STORED ROWS:
↓↓↓
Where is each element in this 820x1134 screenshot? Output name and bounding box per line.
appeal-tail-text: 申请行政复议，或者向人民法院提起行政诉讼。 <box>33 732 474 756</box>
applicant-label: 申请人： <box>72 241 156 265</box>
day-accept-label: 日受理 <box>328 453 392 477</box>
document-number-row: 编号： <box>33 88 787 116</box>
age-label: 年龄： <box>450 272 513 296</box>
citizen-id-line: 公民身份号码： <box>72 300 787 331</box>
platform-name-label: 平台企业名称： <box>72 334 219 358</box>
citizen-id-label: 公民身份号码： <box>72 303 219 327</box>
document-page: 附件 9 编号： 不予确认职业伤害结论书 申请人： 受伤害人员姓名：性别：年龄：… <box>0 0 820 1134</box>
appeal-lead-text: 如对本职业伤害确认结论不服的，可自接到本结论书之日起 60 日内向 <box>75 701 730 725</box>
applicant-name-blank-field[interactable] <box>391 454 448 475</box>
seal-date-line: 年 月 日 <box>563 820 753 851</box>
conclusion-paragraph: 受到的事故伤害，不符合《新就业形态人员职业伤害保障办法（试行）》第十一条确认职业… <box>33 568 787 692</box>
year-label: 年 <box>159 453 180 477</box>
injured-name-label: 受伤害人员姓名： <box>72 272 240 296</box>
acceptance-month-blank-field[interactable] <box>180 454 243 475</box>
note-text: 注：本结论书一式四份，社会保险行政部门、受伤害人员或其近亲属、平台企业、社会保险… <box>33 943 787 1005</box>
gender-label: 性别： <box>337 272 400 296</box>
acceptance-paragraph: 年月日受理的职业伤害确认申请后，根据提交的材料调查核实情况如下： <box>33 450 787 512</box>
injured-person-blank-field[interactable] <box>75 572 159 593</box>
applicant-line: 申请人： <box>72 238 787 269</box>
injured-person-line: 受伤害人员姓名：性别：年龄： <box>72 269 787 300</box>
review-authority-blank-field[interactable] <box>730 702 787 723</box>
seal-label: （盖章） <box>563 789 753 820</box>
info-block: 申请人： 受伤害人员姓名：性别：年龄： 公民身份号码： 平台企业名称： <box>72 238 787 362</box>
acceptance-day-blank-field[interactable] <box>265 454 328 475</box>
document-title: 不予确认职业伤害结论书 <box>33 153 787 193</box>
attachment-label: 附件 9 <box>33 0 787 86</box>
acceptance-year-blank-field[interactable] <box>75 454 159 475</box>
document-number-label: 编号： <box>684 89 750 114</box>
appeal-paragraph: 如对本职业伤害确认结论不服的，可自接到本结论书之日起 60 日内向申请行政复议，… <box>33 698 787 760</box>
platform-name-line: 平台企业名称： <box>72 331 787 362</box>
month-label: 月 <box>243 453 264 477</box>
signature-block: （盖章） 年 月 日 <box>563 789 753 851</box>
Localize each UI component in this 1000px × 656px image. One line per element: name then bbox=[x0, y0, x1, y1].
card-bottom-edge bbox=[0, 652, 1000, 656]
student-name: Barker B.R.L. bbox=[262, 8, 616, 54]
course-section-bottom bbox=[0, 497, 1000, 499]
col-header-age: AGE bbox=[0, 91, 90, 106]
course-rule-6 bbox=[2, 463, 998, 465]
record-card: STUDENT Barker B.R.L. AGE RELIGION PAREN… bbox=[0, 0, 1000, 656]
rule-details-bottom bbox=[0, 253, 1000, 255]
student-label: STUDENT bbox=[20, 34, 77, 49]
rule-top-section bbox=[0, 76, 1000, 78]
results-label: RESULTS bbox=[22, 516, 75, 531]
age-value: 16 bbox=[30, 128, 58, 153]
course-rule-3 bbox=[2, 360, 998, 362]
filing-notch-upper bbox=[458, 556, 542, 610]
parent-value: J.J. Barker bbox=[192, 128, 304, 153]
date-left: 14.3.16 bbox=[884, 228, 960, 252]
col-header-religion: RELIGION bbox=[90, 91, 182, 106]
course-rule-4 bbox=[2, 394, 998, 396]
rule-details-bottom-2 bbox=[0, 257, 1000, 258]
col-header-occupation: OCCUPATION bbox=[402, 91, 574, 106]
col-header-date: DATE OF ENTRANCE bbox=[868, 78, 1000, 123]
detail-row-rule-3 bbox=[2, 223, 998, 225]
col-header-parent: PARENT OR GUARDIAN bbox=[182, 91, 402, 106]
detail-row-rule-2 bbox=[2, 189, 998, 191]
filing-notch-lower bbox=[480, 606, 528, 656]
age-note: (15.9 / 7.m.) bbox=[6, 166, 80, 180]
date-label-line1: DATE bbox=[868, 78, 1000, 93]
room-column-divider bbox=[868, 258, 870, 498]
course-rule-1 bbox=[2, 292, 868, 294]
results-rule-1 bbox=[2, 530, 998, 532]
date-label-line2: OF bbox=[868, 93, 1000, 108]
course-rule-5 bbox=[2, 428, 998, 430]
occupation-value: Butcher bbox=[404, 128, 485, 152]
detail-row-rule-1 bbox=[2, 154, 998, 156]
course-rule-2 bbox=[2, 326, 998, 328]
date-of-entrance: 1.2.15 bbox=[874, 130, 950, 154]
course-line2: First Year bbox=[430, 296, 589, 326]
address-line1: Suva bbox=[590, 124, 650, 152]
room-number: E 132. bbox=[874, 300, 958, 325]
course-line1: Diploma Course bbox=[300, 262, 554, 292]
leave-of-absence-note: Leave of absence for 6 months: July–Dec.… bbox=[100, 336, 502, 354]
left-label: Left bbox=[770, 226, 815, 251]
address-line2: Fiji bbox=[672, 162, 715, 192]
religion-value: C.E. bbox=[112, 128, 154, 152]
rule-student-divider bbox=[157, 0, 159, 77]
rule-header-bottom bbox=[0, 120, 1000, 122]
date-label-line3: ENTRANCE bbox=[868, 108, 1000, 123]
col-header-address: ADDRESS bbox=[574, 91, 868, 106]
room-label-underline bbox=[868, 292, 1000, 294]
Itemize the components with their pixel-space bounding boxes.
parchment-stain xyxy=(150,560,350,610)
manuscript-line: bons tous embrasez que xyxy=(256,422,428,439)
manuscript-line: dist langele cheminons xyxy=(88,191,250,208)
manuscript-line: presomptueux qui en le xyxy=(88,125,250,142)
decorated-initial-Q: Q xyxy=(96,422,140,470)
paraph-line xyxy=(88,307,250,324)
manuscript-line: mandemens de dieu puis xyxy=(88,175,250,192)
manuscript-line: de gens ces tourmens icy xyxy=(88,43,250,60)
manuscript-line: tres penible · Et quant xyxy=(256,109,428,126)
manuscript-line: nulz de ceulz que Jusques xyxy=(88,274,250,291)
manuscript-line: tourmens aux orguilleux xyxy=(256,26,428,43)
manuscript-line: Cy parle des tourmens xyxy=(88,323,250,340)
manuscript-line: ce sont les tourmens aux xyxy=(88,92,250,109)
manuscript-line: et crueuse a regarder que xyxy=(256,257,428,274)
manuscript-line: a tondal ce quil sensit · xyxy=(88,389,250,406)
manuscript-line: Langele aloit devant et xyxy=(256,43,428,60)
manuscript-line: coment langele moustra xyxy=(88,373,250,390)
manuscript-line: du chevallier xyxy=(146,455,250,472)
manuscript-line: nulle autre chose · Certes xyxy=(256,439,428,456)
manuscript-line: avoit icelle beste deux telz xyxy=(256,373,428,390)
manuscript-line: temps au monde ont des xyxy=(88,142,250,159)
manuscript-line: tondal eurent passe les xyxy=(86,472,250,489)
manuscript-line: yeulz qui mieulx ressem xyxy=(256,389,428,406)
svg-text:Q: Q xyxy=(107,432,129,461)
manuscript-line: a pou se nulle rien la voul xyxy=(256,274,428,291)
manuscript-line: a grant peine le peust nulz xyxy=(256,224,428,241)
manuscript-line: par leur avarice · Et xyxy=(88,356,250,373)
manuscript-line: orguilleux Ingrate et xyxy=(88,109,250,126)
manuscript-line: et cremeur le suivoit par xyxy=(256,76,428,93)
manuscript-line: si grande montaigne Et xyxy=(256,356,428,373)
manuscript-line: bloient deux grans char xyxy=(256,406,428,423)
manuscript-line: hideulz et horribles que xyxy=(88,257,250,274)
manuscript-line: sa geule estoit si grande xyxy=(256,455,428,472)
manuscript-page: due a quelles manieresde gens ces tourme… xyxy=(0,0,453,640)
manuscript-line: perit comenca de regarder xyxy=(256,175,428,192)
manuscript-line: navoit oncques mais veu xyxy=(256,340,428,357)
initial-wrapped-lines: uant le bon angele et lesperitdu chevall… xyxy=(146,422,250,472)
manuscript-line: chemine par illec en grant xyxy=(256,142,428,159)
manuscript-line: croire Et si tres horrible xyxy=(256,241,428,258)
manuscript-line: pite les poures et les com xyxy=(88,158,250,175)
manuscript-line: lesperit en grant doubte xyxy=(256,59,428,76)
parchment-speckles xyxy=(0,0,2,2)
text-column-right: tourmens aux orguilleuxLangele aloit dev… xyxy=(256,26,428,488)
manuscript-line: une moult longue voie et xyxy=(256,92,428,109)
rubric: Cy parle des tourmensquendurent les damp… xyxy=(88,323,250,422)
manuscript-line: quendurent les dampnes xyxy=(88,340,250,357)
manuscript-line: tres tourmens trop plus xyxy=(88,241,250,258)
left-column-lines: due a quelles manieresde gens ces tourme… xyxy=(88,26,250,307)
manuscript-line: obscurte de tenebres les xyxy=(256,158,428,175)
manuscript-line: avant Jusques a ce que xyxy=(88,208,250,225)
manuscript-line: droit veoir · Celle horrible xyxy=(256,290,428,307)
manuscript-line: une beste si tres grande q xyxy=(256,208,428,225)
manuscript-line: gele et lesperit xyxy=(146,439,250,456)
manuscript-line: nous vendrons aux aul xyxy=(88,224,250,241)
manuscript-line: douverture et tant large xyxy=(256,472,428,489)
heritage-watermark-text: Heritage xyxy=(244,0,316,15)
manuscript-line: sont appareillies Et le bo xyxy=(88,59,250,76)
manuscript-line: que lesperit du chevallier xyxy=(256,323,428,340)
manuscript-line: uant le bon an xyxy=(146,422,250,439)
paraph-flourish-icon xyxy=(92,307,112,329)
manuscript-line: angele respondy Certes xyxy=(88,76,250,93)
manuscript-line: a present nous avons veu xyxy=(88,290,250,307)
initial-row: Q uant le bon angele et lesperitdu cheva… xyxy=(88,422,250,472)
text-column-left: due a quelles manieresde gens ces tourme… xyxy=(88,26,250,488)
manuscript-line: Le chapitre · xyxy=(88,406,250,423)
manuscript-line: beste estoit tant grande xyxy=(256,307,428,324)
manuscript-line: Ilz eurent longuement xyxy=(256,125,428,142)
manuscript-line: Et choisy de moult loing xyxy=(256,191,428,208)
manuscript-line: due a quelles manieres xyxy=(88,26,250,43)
↑↑↑
WHAT YOU HAVE TO DO:
Starting at the beginning of the data and ending at the line containing "seal-date-line: 年 月", rewrite those lines with "bounding box" changed to "bbox" and nothing else altered.

THE OUTPUT:
Where is each element in this 820x1134 screenshot? Output name and bbox per line.
appeal-tail-text: 申请行政复议，或者向人民法院提起行政诉讼。 <box>33 732 474 756</box>
applicant-label: 申请人： <box>72 241 156 265</box>
day-accept-label: 日受理 <box>328 453 392 477</box>
document-number-row: 编号： <box>33 88 787 116</box>
age-label: 年龄： <box>450 272 513 296</box>
citizen-id-line: 公民身份号码： <box>72 300 787 331</box>
platform-name-label: 平台企业名称： <box>72 334 219 358</box>
citizen-id-label: 公民身份号码： <box>72 303 219 327</box>
document-page: 附件 9 编号： 不予确认职业伤害结论书 申请人： 受伤害人员姓名：性别：年龄：… <box>0 0 820 1134</box>
appeal-lead-text: 如对本职业伤害确认结论不服的，可自接到本结论书之日起 60 日内向 <box>75 701 730 725</box>
applicant-name-blank-field[interactable] <box>391 454 448 475</box>
seal-date-line: 年 月 日 <box>563 820 753 851</box>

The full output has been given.